--- BEGIN Extracted entries ---

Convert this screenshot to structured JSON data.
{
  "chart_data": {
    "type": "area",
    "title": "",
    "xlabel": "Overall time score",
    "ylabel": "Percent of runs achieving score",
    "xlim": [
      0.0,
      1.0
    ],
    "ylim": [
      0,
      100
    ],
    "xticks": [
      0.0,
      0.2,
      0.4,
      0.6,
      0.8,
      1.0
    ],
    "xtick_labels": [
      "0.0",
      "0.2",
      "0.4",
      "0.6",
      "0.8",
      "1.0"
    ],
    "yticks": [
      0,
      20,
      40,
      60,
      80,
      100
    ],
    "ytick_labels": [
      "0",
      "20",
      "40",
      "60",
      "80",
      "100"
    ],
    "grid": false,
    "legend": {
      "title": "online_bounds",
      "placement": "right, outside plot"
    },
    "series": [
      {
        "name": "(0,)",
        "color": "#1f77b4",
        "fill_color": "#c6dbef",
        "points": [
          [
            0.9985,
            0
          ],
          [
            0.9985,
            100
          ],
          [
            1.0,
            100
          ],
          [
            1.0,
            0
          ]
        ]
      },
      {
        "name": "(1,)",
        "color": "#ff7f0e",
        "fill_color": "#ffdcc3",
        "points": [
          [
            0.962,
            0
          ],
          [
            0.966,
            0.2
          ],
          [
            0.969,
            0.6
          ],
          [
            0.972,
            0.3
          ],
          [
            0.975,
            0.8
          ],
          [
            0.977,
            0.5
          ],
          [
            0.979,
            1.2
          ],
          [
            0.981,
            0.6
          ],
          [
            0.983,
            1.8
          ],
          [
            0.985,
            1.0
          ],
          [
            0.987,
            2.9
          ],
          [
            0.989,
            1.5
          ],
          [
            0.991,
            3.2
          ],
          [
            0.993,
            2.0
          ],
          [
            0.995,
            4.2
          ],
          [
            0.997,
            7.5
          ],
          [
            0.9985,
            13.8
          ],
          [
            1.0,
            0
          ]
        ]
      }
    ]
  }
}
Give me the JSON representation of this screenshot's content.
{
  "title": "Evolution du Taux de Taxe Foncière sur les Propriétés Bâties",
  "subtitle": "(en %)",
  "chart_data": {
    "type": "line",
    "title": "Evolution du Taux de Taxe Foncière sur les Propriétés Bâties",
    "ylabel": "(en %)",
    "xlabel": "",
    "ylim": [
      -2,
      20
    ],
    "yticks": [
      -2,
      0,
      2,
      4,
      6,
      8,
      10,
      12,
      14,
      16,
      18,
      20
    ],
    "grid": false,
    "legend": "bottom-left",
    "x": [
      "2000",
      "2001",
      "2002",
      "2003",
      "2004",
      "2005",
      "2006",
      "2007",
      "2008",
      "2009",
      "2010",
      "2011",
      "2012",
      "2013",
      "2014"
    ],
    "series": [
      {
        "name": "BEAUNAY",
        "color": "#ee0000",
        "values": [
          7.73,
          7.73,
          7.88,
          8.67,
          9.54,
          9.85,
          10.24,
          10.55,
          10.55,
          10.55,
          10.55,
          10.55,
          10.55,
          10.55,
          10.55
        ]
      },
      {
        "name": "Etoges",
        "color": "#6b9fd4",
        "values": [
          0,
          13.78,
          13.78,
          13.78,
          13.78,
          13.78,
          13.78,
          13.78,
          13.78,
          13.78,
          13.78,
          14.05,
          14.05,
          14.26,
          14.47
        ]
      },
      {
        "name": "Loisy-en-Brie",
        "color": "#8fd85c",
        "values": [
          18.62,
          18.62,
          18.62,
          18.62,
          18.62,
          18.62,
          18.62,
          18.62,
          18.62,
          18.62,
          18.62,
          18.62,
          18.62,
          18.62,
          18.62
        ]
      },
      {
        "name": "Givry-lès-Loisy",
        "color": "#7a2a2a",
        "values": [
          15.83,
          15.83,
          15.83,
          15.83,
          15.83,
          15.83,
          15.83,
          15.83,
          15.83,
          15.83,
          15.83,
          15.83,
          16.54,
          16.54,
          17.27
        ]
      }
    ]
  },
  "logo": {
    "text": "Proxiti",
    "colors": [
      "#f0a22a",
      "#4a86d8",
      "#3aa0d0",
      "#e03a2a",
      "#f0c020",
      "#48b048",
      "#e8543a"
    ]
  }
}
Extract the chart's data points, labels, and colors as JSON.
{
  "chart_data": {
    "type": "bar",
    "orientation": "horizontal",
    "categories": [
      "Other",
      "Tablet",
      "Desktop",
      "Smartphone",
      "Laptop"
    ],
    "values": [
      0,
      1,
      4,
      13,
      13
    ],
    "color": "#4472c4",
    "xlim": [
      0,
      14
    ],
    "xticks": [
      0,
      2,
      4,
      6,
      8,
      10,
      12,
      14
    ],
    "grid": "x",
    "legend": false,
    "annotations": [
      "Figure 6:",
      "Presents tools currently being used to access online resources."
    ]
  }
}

--- END Extracted entries ---

Copy each line of the entries that includes the word "legend".

    "legend": {
    "legend": "bottom-left",
    "legend": false,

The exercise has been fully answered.